## Goal of the exercise
Below are records; count the lines that hold the string "grid" and give only the count.

## Data provided
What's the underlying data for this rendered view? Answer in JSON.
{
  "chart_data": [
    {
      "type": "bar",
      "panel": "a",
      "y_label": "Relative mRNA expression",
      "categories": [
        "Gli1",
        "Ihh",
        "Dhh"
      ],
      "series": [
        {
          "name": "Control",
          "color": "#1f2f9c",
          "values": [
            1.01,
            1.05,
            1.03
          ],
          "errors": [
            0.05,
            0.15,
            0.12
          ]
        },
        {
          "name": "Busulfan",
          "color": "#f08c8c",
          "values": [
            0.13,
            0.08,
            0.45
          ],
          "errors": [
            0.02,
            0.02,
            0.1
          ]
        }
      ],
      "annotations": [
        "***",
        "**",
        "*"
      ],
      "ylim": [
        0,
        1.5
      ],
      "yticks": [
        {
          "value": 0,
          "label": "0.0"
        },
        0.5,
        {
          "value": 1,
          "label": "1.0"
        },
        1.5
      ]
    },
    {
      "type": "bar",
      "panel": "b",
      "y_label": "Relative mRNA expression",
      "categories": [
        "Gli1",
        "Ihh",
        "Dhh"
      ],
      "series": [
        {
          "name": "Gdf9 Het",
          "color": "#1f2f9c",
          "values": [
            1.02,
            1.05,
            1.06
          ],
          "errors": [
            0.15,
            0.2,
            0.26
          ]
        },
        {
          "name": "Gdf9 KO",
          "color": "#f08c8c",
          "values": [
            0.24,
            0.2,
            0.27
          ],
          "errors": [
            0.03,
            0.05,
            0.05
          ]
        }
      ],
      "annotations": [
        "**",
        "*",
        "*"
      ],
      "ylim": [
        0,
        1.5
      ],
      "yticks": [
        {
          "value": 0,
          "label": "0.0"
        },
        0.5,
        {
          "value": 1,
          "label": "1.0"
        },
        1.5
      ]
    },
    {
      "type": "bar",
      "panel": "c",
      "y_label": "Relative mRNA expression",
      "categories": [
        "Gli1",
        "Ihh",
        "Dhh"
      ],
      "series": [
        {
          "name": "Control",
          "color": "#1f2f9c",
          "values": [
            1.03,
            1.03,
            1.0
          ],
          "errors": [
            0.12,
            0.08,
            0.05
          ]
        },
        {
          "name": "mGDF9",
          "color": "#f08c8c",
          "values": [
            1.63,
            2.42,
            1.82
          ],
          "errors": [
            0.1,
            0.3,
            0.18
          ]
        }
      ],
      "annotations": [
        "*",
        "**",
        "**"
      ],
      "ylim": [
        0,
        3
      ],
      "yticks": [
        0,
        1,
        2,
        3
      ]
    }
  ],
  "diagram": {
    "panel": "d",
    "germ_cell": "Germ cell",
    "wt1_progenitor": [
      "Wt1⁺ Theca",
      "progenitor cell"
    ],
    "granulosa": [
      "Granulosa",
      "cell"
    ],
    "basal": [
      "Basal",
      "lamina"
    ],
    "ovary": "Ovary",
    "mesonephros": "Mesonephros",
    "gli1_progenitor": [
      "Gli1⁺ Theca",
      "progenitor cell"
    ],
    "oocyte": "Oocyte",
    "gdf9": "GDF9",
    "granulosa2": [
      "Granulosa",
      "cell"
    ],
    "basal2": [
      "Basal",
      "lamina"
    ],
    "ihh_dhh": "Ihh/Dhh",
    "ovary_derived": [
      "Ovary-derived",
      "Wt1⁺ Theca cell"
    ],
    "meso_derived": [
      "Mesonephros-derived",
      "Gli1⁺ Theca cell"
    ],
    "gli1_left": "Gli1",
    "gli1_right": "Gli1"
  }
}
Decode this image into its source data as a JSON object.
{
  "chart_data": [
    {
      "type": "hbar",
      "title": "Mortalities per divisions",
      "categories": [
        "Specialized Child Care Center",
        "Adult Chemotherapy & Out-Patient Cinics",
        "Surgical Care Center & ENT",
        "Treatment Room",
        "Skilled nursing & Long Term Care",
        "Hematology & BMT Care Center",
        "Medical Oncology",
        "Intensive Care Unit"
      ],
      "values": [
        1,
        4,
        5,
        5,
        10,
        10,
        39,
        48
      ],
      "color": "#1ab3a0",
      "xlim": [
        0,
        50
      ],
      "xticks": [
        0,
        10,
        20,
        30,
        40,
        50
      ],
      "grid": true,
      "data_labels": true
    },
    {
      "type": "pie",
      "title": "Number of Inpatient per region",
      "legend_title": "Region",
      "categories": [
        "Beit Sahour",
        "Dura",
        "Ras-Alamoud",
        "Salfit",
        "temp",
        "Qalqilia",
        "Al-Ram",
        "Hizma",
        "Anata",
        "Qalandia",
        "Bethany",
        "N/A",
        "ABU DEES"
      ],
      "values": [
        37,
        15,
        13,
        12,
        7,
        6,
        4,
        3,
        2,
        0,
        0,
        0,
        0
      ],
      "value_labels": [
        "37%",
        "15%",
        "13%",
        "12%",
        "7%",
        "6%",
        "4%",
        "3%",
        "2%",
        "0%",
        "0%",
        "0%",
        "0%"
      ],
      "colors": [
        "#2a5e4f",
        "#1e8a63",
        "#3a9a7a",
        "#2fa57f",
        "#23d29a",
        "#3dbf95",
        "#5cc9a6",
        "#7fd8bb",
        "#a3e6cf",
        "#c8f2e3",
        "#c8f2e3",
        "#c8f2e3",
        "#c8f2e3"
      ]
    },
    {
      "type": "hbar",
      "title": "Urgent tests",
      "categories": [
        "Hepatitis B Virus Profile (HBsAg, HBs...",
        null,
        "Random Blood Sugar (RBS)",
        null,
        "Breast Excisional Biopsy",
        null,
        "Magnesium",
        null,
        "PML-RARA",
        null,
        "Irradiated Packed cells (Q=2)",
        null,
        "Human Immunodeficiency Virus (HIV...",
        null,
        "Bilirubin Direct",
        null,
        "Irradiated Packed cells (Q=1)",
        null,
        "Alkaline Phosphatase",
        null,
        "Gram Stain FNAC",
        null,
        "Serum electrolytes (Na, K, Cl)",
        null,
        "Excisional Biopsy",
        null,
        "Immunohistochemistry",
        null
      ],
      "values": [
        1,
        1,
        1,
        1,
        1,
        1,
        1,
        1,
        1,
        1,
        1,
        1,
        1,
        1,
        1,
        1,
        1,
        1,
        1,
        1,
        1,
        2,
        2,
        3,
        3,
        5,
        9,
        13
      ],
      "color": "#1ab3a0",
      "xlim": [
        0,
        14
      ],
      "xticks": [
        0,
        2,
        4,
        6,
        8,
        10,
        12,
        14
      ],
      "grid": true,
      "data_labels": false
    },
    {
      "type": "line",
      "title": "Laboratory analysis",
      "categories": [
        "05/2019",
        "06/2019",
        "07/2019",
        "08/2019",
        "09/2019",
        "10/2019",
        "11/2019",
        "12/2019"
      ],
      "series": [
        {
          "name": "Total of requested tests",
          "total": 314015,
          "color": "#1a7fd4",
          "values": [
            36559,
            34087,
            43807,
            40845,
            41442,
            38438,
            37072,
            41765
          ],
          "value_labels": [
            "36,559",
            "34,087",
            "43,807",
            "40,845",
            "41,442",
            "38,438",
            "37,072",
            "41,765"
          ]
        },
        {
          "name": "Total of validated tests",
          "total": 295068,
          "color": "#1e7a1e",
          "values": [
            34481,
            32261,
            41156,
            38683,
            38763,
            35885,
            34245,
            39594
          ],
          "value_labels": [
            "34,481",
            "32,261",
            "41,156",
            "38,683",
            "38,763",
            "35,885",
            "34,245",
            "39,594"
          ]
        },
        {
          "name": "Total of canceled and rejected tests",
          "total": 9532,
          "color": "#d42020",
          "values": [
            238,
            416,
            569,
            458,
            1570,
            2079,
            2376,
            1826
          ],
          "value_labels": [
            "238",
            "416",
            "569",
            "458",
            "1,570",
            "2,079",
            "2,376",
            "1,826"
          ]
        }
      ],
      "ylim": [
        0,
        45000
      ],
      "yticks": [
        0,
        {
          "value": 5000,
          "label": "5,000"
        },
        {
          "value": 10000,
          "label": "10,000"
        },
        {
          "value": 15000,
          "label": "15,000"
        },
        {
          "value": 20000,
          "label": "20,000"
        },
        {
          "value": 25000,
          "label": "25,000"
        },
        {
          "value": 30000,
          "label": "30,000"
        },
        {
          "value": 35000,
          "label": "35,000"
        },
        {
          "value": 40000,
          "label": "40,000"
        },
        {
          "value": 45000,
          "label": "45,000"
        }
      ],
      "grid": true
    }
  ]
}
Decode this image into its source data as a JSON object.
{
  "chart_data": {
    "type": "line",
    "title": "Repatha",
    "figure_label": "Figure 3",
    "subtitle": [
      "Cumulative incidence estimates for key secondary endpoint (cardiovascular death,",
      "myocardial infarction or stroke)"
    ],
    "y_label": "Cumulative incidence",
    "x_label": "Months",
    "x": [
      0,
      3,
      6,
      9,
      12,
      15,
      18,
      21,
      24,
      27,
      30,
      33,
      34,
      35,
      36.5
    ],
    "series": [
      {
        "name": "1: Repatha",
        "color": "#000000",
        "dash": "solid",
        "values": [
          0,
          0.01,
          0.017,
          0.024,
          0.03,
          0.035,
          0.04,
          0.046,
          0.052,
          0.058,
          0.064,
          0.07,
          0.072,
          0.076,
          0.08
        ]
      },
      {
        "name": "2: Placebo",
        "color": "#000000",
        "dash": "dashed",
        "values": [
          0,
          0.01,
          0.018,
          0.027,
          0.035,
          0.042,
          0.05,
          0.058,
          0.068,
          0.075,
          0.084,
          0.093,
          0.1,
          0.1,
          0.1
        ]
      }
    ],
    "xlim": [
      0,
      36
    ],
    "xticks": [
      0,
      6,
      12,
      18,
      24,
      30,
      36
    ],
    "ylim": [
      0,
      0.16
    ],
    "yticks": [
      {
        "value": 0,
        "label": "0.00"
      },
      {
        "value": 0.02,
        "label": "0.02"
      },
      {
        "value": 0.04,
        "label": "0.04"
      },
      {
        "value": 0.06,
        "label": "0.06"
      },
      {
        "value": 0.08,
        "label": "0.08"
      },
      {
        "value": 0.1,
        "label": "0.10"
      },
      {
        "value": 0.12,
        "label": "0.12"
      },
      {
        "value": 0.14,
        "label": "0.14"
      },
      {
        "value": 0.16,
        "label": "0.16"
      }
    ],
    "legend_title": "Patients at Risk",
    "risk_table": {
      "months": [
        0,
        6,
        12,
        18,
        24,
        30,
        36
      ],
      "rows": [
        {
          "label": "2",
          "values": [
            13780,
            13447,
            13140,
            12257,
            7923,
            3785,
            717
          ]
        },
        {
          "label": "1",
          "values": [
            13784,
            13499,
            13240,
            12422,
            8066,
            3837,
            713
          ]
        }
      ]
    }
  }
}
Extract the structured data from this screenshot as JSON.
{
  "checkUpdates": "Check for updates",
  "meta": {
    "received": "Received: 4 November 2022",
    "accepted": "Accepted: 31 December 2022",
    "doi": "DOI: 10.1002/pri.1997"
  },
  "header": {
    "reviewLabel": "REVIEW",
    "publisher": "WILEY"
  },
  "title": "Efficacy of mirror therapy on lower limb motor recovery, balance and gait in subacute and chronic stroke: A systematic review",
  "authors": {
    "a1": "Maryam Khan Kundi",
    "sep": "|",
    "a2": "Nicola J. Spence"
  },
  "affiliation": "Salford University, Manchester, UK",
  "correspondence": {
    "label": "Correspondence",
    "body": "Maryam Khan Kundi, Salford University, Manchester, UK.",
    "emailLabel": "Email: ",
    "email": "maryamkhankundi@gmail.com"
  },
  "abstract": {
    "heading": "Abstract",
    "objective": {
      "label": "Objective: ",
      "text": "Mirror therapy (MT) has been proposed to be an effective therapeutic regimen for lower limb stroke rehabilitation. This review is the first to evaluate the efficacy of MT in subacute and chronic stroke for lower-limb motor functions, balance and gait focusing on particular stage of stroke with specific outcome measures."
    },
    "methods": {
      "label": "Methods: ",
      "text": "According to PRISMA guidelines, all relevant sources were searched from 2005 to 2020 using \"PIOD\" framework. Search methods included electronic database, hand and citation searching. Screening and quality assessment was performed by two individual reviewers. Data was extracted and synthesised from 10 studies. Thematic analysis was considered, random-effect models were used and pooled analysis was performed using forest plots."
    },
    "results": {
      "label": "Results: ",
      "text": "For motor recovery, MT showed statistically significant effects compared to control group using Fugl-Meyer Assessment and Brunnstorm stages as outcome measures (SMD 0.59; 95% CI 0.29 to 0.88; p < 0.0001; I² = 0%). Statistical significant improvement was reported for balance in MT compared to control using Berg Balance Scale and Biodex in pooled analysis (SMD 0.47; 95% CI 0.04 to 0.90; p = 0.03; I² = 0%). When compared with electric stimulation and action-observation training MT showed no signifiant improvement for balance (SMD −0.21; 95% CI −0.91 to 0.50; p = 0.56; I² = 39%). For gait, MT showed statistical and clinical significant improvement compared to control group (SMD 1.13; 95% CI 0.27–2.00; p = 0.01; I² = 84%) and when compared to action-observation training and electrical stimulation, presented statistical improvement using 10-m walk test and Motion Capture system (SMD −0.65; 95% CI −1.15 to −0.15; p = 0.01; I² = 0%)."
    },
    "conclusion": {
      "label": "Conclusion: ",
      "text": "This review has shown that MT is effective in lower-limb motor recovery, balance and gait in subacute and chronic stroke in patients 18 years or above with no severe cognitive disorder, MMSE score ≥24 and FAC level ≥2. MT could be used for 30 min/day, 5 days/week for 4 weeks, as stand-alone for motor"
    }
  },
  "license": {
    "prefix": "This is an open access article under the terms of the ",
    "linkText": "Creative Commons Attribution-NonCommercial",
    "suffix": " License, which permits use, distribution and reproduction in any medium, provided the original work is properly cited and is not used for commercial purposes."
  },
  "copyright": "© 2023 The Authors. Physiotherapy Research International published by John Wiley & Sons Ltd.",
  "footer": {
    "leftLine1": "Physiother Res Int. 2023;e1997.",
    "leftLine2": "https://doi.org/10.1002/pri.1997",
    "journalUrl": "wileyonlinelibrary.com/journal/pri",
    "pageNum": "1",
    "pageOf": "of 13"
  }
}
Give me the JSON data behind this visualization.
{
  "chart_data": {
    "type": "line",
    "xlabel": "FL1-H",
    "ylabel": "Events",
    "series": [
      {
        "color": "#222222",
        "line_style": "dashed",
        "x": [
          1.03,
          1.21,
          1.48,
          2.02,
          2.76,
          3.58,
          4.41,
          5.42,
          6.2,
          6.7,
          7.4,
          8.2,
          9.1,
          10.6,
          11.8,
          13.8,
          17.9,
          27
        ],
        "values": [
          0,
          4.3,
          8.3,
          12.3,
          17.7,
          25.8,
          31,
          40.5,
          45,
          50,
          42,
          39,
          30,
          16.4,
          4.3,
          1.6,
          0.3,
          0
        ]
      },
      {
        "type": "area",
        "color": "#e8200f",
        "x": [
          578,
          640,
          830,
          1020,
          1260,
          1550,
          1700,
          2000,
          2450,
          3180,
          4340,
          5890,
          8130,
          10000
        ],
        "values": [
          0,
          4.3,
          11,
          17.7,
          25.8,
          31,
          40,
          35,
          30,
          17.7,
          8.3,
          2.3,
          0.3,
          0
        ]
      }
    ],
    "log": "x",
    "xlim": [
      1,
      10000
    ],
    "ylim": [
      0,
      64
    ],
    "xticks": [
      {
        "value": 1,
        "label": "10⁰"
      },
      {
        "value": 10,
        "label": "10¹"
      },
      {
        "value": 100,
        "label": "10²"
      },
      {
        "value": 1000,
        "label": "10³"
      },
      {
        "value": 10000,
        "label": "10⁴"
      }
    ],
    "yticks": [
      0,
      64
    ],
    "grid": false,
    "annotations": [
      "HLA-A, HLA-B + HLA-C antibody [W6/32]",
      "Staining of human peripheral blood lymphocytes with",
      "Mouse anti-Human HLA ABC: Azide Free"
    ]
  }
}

## Solution for this exercise
4